*Stated exercise*: Each entry below is to be written out exactly, and the pictures are to be left out.

──────── Available data ────────

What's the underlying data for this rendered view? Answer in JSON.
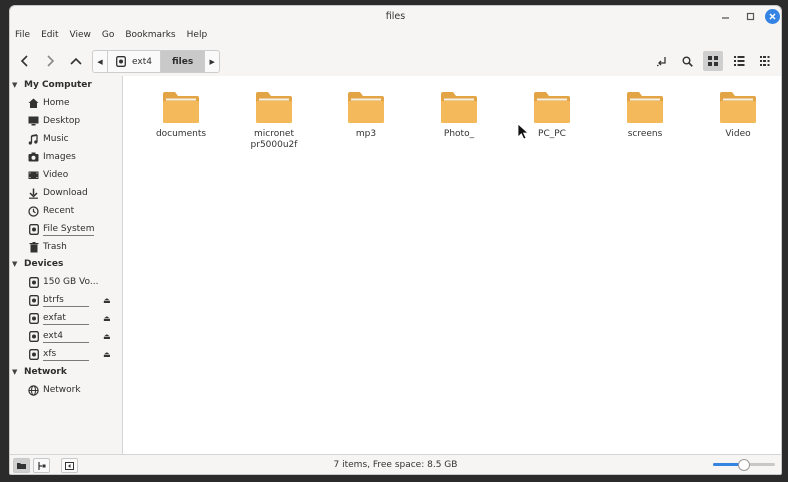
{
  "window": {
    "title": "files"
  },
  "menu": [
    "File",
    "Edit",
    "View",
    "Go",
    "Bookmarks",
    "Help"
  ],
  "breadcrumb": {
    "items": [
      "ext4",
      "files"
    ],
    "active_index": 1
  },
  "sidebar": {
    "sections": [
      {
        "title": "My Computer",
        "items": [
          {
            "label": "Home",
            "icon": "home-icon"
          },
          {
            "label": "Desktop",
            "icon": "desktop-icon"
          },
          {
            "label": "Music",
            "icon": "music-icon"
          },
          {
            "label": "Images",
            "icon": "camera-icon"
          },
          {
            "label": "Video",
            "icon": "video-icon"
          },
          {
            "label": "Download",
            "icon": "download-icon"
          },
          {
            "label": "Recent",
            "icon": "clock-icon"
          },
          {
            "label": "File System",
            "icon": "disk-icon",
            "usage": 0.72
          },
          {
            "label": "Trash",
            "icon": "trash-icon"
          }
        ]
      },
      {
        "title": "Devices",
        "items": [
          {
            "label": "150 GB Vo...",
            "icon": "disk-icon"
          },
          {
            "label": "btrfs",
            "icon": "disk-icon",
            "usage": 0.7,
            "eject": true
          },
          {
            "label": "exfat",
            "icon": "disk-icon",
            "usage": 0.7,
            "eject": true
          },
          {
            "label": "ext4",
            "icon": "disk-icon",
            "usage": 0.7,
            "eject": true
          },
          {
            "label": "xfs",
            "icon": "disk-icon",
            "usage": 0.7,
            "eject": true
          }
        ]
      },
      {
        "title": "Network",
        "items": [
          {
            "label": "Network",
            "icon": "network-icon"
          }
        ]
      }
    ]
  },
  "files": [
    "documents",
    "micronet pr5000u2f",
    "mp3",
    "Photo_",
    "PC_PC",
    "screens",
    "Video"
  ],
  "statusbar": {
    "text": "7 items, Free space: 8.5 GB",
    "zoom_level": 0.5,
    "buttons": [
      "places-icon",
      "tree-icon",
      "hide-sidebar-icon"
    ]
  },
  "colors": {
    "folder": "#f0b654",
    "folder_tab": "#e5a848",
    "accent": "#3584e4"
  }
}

────────

*Solution to the exercise*:
What's the underlying data for this rendered view? Answer in JSON.
{
  "window": {
    "title": "files"
  },
  "menu": [
    "File",
    "Edit",
    "View",
    "Go",
    "Bookmarks",
    "Help"
  ],
  "breadcrumb": {
    "items": [
      "ext4",
      "files"
    ],
    "active_index": 1
  },
  "sidebar": {
    "sections": [
      {
        "title": "My Computer",
        "items": [
          {
            "label": "Home",
            "icon": "home-icon"
          },
          {
            "label": "Desktop",
            "icon": "desktop-icon"
          },
          {
            "label": "Music",
            "icon": "music-icon"
          },
          {
            "label": "Images",
            "icon": "camera-icon"
          },
          {
            "label": "Video",
            "icon": "video-icon"
          },
          {
            "label": "Download",
            "icon": "download-icon"
          },
          {
            "label": "Recent",
            "icon": "clock-icon"
          },
          {
            "label": "File System",
            "icon": "disk-icon",
            "usage": 0.72
          },
          {
            "label": "Trash",
            "icon": "trash-icon"
          }
        ]
      },
      {
        "title": "Devices",
        "items": [
          {
            "label": "150 GB Vo...",
            "icon": "disk-icon"
          },
          {
            "label": "btrfs",
            "icon": "disk-icon",
            "usage": 0.7,
            "eject": true
          },
          {
            "label": "exfat",
            "icon": "disk-icon",
            "usage": 0.7,
            "eject": true
          },
          {
            "label": "ext4",
            "icon": "disk-icon",
            "usage": 0.7,
            "eject": true
          },
          {
            "label": "xfs",
            "icon": "disk-icon",
            "usage": 0.7,
            "eject": true
          }
        ]
      },
      {
        "title": "Network",
        "items": [
          {
            "label": "Network",
            "icon": "network-icon"
          }
        ]
      }
    ]
  },
  "files": [
    "documents",
    "micronet pr5000u2f",
    "mp3",
    "Photo_",
    "PC_PC",
    "screens",
    "Video"
  ],
  "statusbar": {
    "text": "7 items, Free space: 8.5 GB",
    "zoom_level": 0.5,
    "buttons": [
      "places-icon",
      "tree-icon",
      "hide-sidebar-icon"
    ]
  },
  "colors": {
    "folder": "#f0b654",
    "folder_tab": "#e5a848",
    "accent": "#3584e4"
  }
}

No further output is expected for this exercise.